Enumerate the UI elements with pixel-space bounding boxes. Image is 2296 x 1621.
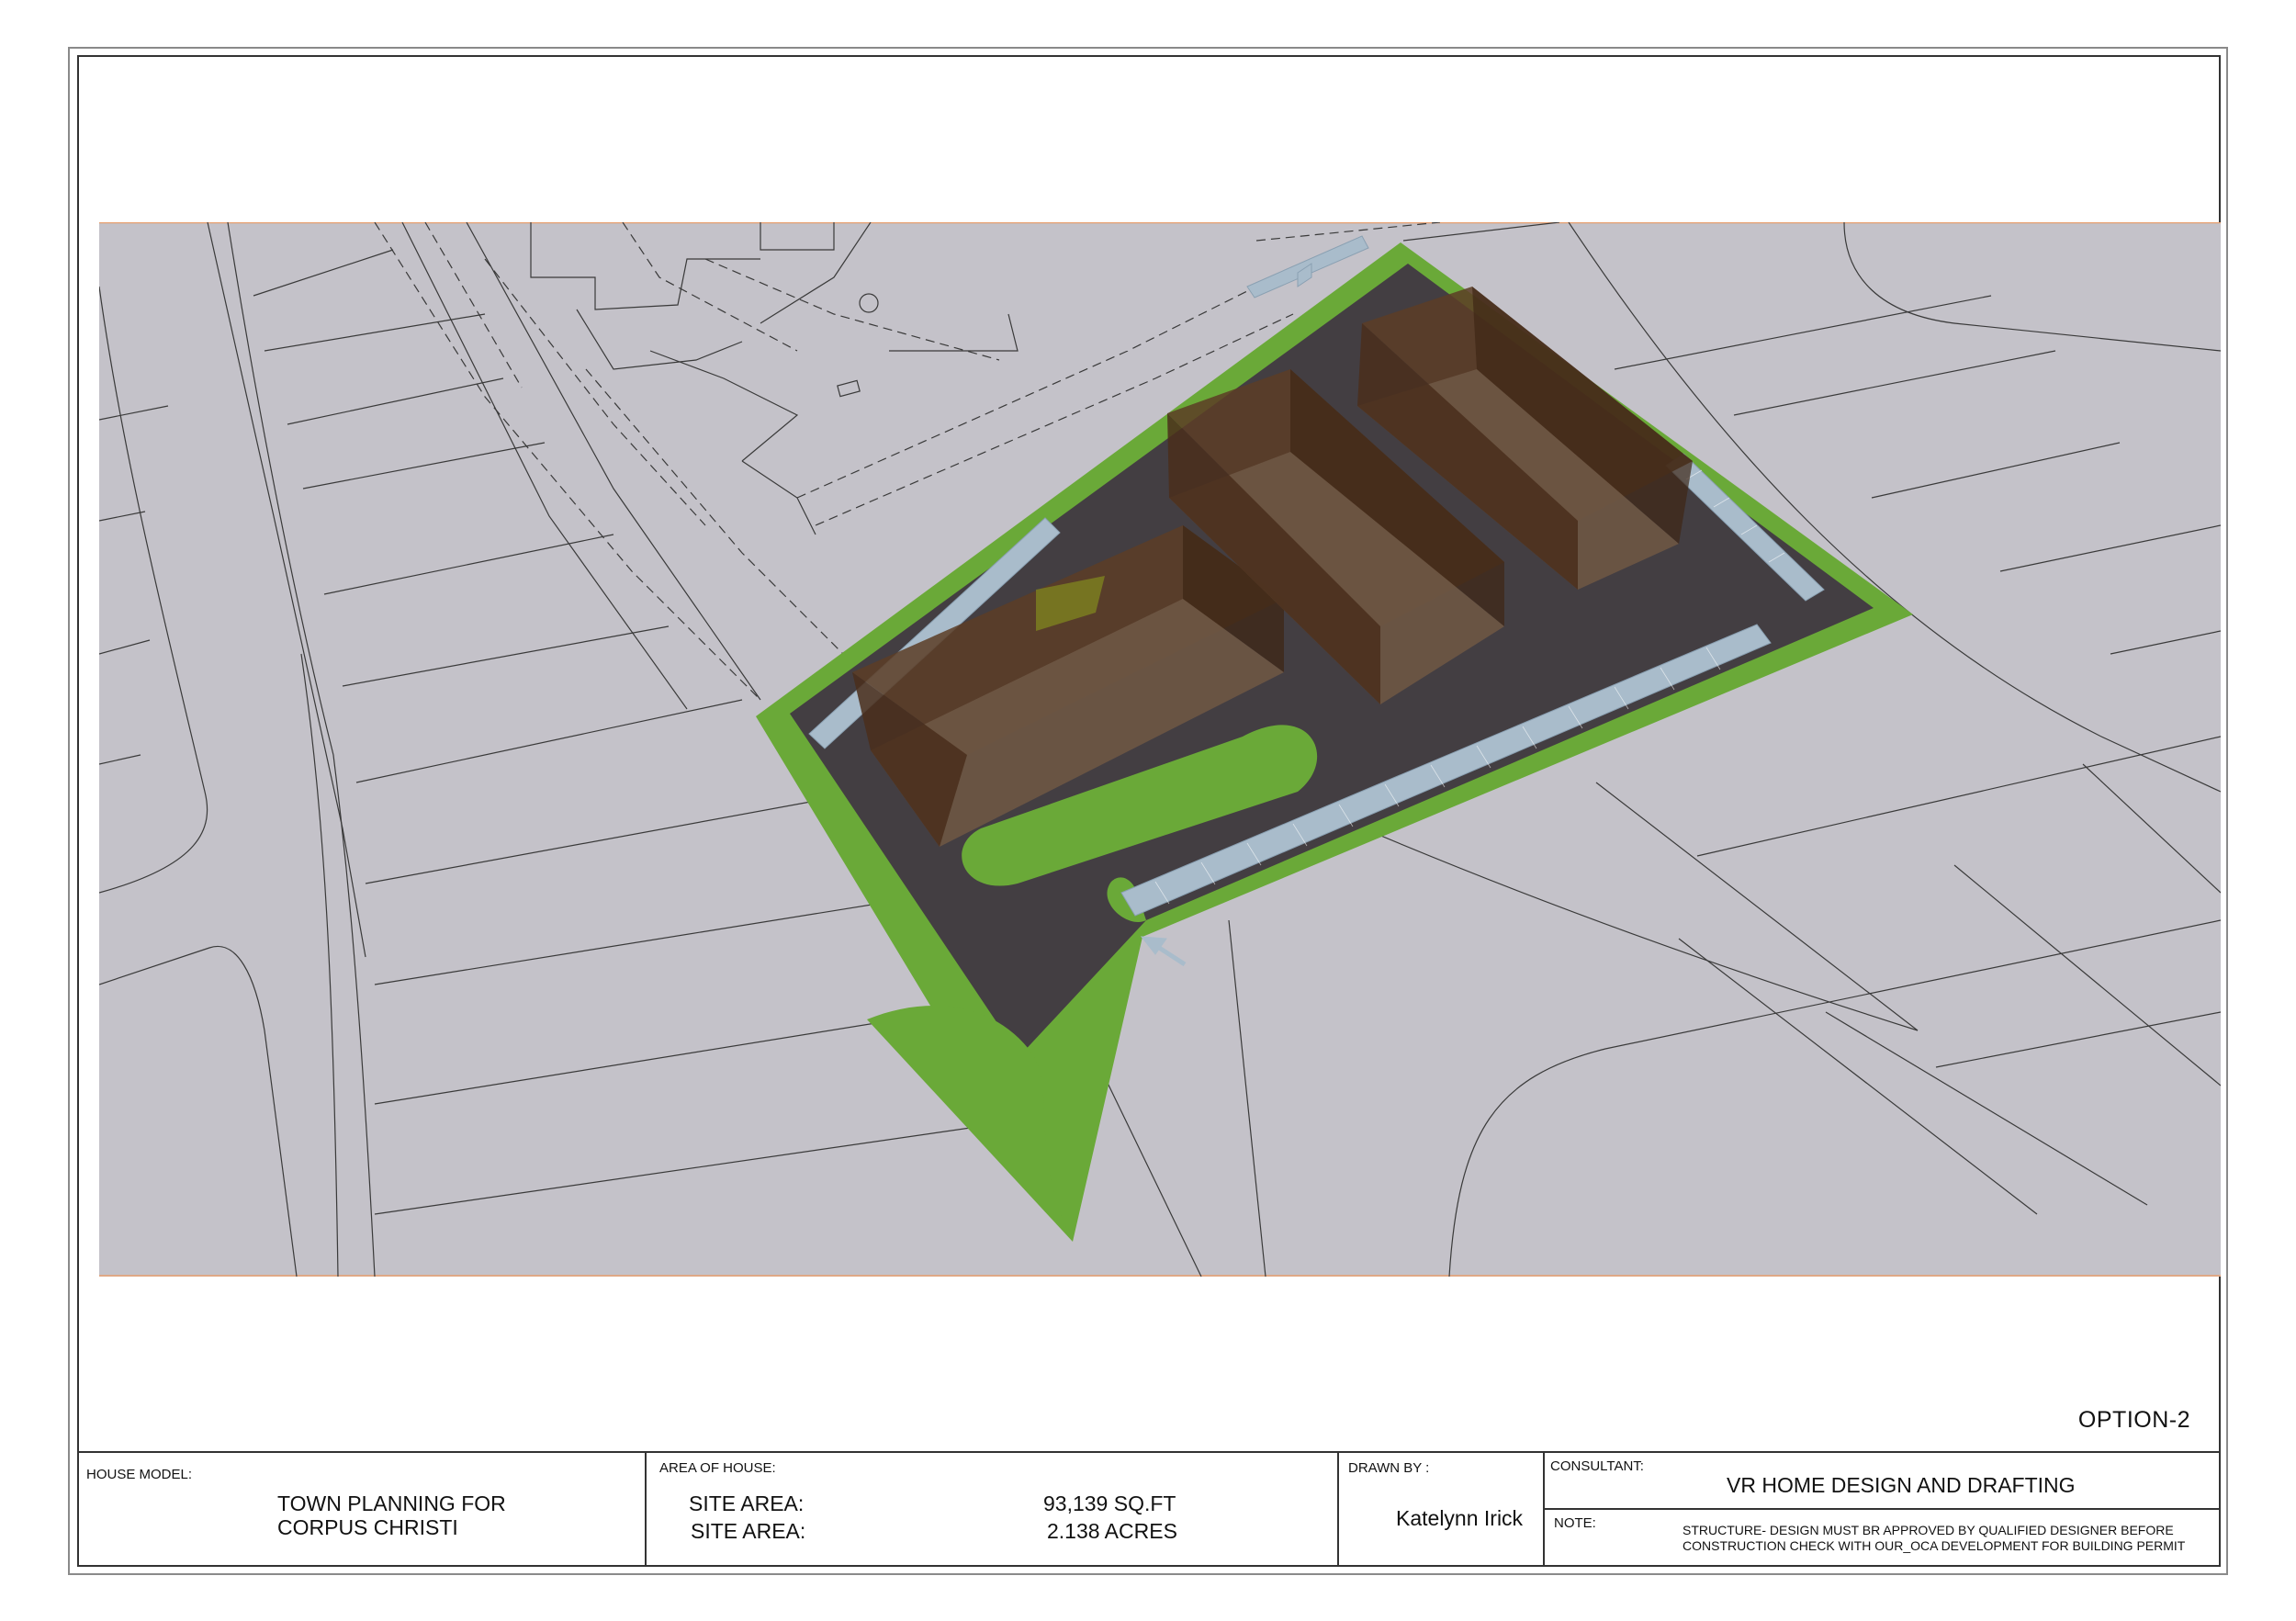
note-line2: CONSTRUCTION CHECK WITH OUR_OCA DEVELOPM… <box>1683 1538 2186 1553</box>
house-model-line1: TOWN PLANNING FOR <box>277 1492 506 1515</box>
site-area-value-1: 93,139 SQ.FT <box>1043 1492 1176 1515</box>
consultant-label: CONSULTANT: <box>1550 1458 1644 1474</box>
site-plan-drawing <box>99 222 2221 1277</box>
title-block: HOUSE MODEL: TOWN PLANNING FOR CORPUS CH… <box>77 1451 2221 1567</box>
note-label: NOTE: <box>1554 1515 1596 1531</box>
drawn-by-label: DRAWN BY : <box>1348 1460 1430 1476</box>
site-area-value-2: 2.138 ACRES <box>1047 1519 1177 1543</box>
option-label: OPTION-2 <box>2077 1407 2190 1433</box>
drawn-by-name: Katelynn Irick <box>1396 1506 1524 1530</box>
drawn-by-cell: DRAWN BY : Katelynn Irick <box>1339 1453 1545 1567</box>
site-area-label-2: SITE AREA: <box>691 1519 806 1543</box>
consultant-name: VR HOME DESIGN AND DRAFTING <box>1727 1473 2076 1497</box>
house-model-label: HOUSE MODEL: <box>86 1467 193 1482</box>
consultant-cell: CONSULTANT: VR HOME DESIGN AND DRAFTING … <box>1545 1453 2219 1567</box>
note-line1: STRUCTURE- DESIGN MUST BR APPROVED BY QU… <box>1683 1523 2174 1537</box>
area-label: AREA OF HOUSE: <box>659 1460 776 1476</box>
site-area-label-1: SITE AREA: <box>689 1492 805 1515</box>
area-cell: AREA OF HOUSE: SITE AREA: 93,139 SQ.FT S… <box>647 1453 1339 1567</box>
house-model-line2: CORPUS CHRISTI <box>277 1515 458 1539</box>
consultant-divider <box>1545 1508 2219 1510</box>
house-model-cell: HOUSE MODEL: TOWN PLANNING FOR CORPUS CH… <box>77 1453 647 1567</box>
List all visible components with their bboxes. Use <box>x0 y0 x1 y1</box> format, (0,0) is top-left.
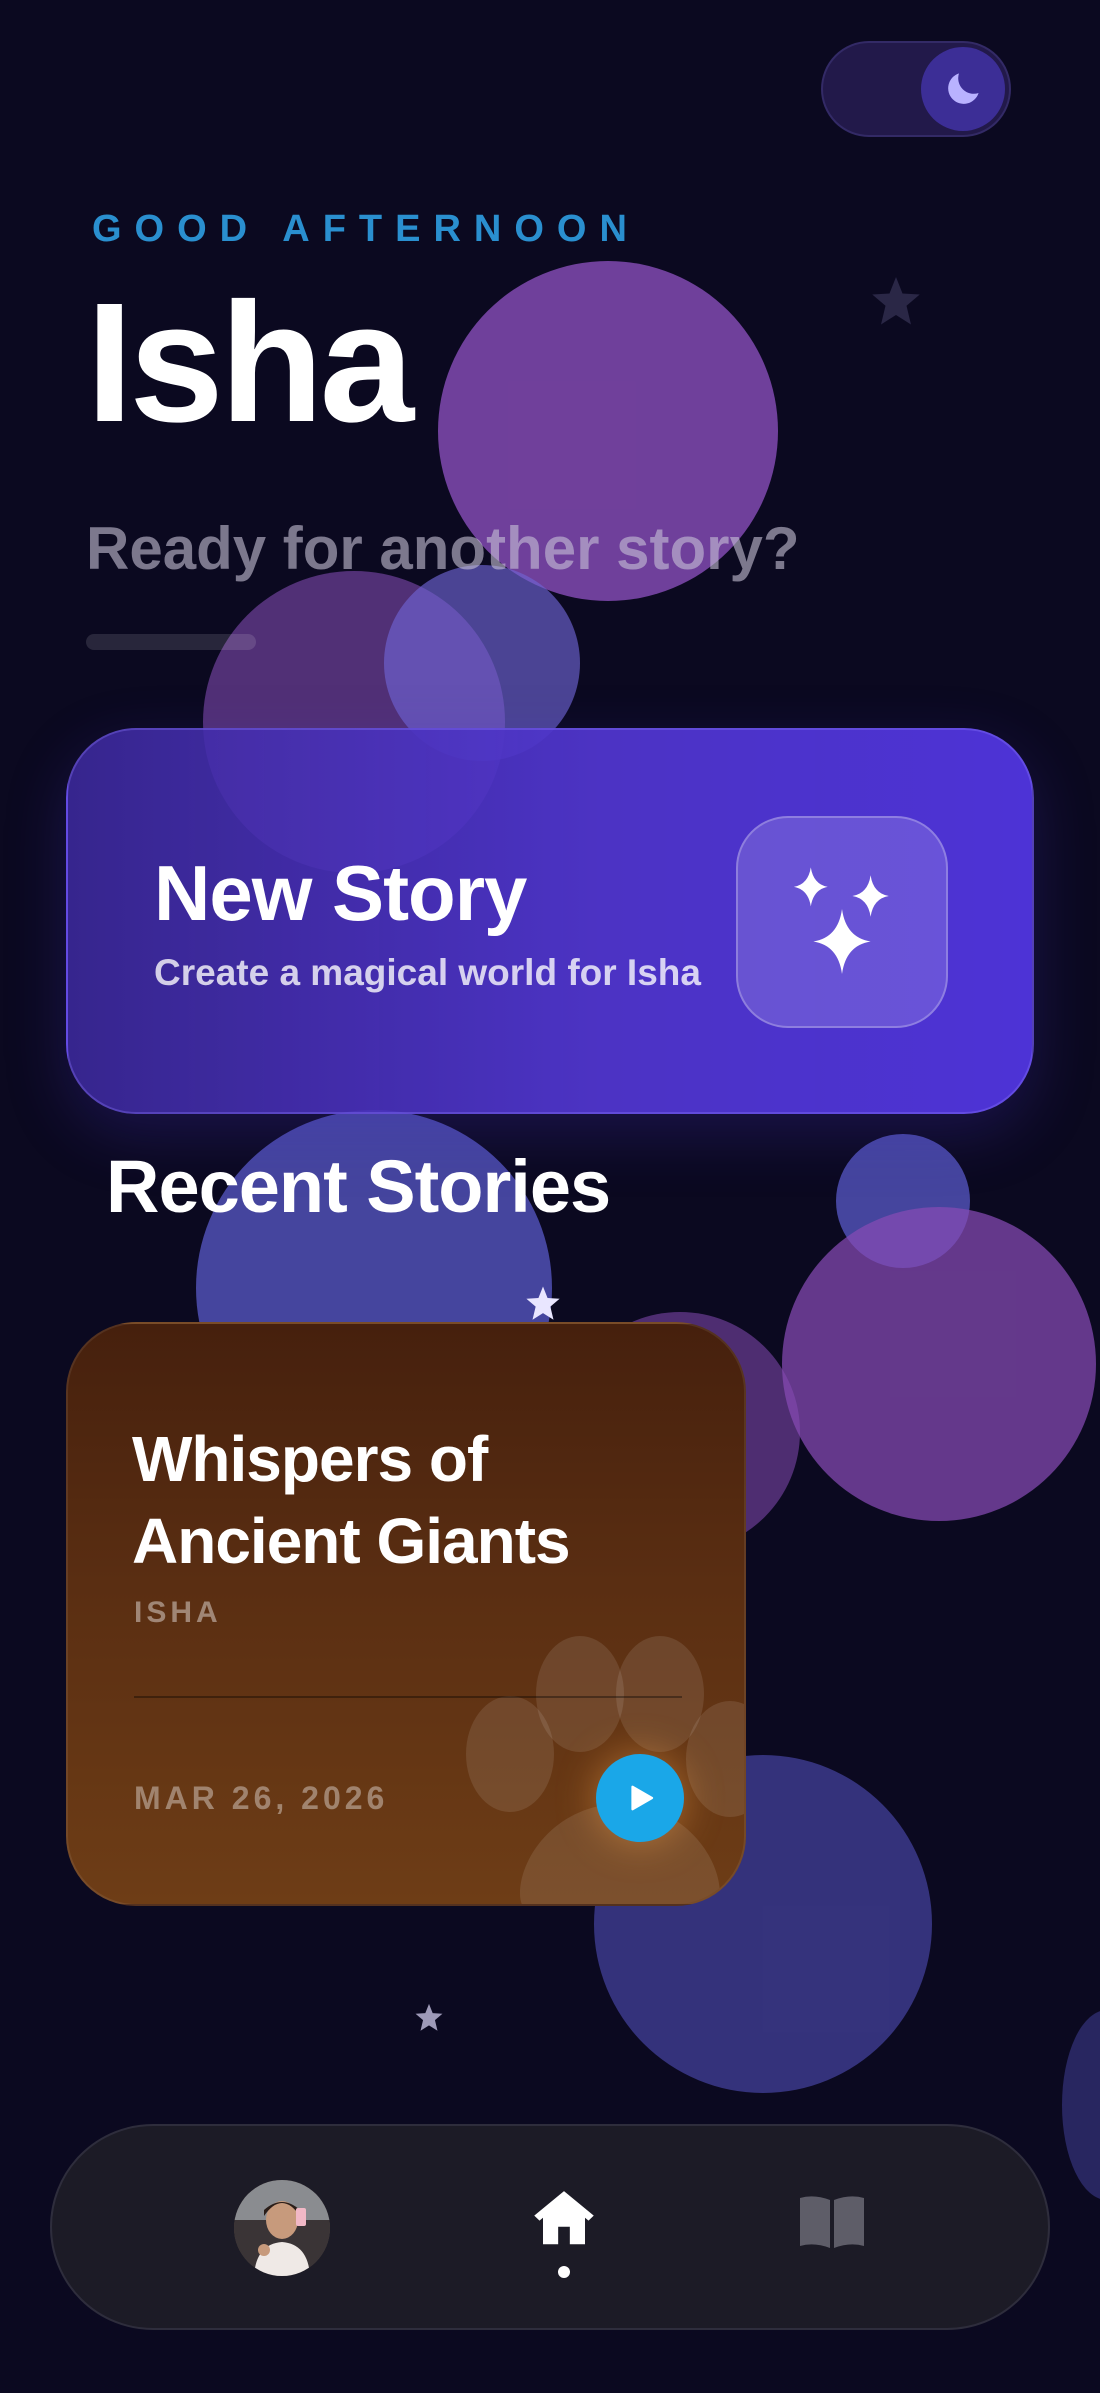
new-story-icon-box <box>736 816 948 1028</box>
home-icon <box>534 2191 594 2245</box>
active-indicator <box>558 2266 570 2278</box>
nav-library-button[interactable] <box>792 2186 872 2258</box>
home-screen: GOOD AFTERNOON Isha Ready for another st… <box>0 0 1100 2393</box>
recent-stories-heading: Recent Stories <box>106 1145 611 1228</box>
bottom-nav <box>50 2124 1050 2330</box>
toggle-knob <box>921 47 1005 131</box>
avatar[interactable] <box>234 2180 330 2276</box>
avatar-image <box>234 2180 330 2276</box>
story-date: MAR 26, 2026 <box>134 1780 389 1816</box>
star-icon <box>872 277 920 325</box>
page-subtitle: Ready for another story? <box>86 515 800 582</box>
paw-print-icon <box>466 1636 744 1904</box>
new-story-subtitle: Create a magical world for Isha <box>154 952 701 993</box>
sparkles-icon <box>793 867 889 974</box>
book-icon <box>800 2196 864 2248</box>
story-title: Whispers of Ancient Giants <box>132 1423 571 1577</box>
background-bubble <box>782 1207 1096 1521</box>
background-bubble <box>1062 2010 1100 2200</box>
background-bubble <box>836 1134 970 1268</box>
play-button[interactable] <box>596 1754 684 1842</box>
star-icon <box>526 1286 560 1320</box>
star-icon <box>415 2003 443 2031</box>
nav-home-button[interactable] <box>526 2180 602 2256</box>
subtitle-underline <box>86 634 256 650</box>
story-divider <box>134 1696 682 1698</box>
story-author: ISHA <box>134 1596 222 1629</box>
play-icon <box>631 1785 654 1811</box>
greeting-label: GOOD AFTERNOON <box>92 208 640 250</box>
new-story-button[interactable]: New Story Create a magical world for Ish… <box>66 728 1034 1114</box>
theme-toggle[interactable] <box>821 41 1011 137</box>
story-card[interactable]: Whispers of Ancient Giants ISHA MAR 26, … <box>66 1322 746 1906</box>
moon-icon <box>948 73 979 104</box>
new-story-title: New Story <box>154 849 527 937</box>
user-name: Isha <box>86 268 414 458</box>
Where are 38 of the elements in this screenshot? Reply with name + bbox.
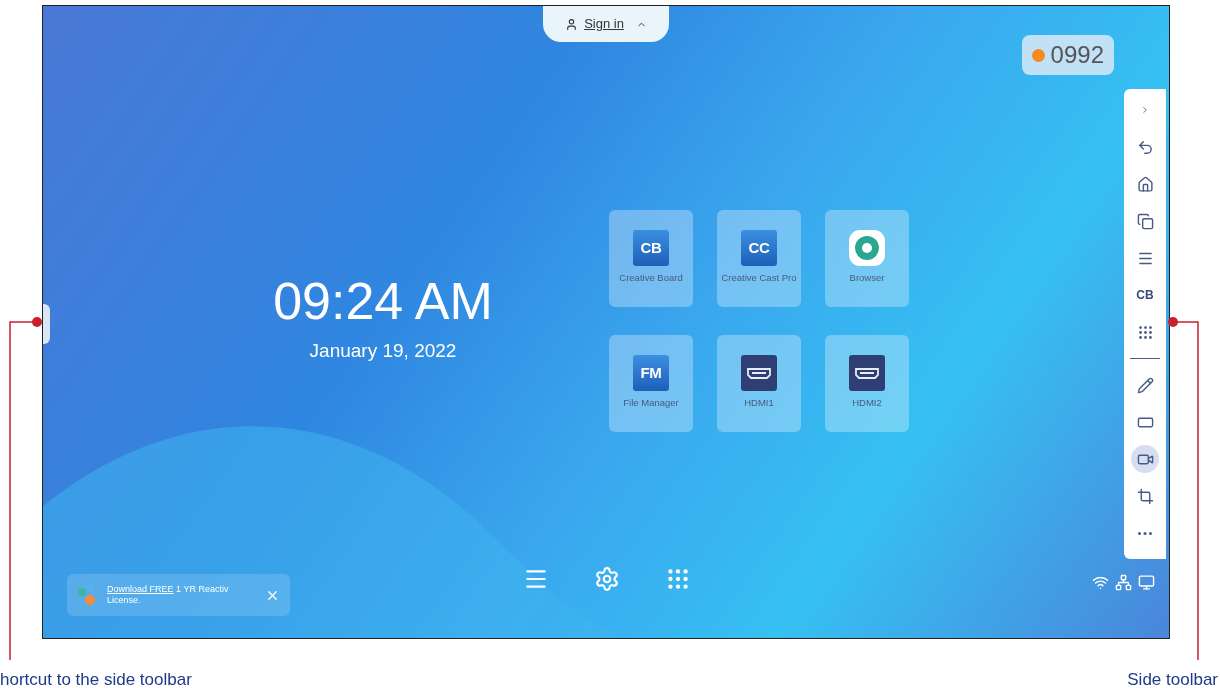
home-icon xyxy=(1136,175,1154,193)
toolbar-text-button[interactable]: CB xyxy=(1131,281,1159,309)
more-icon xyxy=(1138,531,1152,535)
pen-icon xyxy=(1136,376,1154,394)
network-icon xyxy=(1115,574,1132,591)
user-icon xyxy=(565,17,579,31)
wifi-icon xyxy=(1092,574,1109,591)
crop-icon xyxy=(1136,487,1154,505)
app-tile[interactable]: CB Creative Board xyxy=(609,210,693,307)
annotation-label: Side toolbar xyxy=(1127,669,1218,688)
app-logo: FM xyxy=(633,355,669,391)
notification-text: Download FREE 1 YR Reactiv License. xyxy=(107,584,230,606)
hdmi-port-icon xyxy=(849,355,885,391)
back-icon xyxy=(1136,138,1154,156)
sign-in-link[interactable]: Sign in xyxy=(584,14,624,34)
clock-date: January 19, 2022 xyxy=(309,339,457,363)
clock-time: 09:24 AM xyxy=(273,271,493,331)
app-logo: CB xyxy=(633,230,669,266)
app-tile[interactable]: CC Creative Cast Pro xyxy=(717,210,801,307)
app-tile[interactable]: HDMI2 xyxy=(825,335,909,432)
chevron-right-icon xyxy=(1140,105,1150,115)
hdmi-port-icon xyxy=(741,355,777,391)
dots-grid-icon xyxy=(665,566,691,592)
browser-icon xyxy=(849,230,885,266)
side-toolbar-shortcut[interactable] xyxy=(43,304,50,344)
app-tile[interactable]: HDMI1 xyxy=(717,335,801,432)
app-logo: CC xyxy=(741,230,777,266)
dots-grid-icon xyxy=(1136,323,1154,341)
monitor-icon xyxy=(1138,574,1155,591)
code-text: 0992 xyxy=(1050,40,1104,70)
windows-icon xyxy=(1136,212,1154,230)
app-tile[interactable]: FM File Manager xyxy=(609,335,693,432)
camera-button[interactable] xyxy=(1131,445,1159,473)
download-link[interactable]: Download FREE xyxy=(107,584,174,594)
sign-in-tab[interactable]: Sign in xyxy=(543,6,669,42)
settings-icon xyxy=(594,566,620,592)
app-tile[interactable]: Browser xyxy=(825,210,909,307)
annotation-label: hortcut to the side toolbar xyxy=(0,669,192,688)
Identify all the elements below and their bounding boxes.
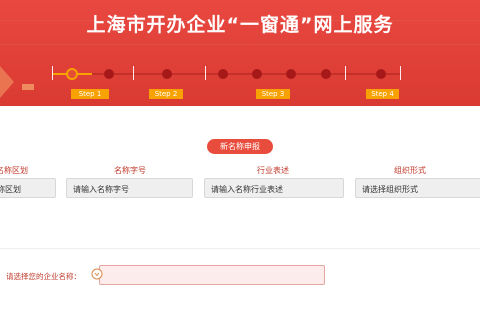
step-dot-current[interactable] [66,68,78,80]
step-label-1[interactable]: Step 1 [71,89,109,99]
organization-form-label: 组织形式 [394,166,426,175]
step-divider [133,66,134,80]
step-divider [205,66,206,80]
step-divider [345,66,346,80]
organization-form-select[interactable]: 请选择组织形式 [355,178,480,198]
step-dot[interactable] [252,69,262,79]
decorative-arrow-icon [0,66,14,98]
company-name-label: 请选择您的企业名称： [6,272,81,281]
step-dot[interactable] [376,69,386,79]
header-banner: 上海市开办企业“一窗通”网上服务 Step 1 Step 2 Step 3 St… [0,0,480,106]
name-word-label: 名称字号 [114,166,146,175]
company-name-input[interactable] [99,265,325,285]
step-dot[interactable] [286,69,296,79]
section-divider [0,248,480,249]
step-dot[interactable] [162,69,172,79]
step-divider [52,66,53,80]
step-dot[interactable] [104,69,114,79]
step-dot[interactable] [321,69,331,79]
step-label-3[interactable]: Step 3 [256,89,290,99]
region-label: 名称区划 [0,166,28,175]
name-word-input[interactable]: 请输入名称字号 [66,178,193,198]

#### Work instructions:
Can you turn the data from the line containing "step-dot-current[interactable] [66,68,78,80]" through the end, both ends included, into a numbered list that leaves out blank lines?

#### Finished exercise:
1. step-dot-current[interactable] [66,68,78,80]
2. step-label-1[interactable]: Step 1 [71,89,109,99]
3. organization-form-label: 组织形式 [394,166,426,175]
4. step-divider [133,66,134,80]
5. step-divider [205,66,206,80]
6. step-divider [345,66,346,80]
7. organization-form-select[interactable]: 请选择组织形式 [355,178,480,198]
8. step-dot[interactable] [252,69,262,79]
9. decorative-arrow-icon [0,66,14,98]
10. company-name-label: 请选择您的企业名称： [6,272,81,281]
11. step-dot[interactable] [376,69,386,79]
12. header-banner: 上海市开办企业“一窗通”网上服务 Step 1 Step 2 Step 3 St… [0,0,480,106]
13. name-word-label: 名称字号 [114,166,146,175]
14. company-name-input[interactable] [99,265,325,285]
15. step-dot[interactable] [286,69,296,79]
16. section-divider [0,248,480,249]
17. step-dot[interactable] [162,69,172,79]
18. step-divider [52,66,53,80]
19. step-dot[interactable] [104,69,114,79]
20. step-dot[interactable] [321,69,331,79]
21. step-label-3[interactable]: Step 3 [256,89,290,99]
22. region-label: 名称区划 [0,166,28,175]
23. name-word-input[interactable]: 请输入名称字号 [66,178,193,198]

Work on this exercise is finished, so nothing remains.